* **Data rows**:
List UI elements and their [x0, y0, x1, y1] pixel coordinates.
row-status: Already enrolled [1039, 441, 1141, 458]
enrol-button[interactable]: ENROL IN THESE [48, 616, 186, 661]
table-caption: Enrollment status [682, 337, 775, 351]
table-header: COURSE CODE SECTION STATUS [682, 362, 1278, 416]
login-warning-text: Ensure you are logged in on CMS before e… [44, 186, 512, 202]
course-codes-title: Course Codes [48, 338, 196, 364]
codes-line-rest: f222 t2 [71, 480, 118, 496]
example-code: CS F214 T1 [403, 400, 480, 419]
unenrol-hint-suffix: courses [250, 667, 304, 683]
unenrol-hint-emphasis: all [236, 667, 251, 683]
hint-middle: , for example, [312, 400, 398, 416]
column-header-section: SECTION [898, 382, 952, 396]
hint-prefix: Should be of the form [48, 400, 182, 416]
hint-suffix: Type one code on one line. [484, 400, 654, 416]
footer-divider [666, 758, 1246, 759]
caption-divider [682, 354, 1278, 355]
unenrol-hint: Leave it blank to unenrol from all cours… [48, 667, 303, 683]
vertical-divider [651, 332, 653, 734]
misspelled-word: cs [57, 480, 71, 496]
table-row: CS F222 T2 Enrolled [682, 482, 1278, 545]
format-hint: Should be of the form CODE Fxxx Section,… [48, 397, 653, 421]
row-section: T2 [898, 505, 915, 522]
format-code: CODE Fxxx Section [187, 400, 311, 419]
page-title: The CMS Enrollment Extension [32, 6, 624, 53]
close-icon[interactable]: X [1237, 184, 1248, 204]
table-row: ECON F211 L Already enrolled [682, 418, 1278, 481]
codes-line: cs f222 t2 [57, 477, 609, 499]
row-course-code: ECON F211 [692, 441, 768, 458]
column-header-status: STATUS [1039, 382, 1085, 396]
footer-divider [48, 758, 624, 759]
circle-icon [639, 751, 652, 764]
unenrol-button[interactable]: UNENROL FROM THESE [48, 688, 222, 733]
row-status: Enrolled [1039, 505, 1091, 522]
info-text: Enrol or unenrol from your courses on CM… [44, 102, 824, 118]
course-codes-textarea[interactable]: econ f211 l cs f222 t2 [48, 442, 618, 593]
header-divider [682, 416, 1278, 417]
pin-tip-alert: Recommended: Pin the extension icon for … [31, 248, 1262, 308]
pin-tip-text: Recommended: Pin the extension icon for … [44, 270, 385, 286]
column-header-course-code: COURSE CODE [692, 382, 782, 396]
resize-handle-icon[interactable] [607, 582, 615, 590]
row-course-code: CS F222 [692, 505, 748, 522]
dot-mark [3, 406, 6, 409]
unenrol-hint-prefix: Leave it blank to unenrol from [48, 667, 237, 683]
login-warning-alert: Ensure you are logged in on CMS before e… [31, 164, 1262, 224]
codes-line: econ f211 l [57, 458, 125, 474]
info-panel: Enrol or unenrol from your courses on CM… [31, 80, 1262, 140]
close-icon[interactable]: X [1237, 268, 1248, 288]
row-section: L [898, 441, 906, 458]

* **Exercise brief**:
Copy all of the lines above word for word, in their original order.

* **Exercise output**:
List UI elements and their [x0, y0, x1, y1] pixel coordinates.
row-status: Already enrolled [1039, 441, 1141, 458]
enrol-button[interactable]: ENROL IN THESE [48, 616, 186, 661]
table-caption: Enrollment status [682, 337, 775, 351]
table-header: COURSE CODE SECTION STATUS [682, 362, 1278, 416]
login-warning-text: Ensure you are logged in on CMS before e… [44, 186, 512, 202]
course-codes-title: Course Codes [48, 338, 196, 364]
codes-line-rest: f222 t2 [71, 480, 118, 496]
example-code: CS F214 T1 [403, 400, 480, 419]
unenrol-hint-suffix: courses [250, 667, 304, 683]
unenrol-hint-emphasis: all [236, 667, 251, 683]
hint-middle: , for example, [312, 400, 398, 416]
column-header-section: SECTION [898, 382, 952, 396]
hint-prefix: Should be of the form [48, 400, 182, 416]
hint-suffix: Type one code on one line. [484, 400, 654, 416]
footer-divider [666, 758, 1246, 759]
caption-divider [682, 354, 1278, 355]
unenrol-hint: Leave it blank to unenrol from all cours… [48, 667, 303, 683]
vertical-divider [651, 332, 653, 734]
misspelled-word: cs [57, 480, 71, 496]
table-row: CS F222 T2 Enrolled [682, 482, 1278, 545]
format-hint: Should be of the form CODE Fxxx Section,… [48, 397, 653, 421]
row-section: T2 [898, 505, 915, 522]
format-code: CODE Fxxx Section [187, 400, 311, 419]
page-title: The CMS Enrollment Extension [32, 6, 624, 53]
close-icon[interactable]: X [1237, 184, 1248, 204]
table-row: ECON F211 L Already enrolled [682, 418, 1278, 481]
codes-line: cs f222 t2 [57, 477, 609, 499]
row-course-code: ECON F211 [692, 441, 768, 458]
column-header-status: STATUS [1039, 382, 1085, 396]
footer-divider [48, 758, 624, 759]
circle-icon [639, 751, 652, 764]
unenrol-button[interactable]: UNENROL FROM THESE [48, 688, 222, 733]
row-status: Enrolled [1039, 505, 1091, 522]
info-text: Enrol or unenrol from your courses on CM… [44, 102, 824, 118]
course-codes-textarea[interactable]: econ f211 l cs f222 t2 [48, 442, 618, 593]
header-divider [682, 416, 1278, 417]
pin-tip-alert: Recommended: Pin the extension icon for … [31, 248, 1262, 308]
pin-tip-text: Recommended: Pin the extension icon for … [44, 270, 385, 286]
column-header-course-code: COURSE CODE [692, 382, 782, 396]
resize-handle-icon[interactable] [607, 582, 615, 590]
row-course-code: CS F222 [692, 505, 748, 522]
dot-mark [3, 406, 6, 409]
unenrol-hint-prefix: Leave it blank to unenrol from [48, 667, 237, 683]
login-warning-alert: Ensure you are logged in on CMS before e… [31, 164, 1262, 224]
codes-line: econ f211 l [57, 458, 125, 474]
info-panel: Enrol or unenrol from your courses on CM… [31, 80, 1262, 140]
close-icon[interactable]: X [1237, 268, 1248, 288]
row-section: L [898, 441, 906, 458]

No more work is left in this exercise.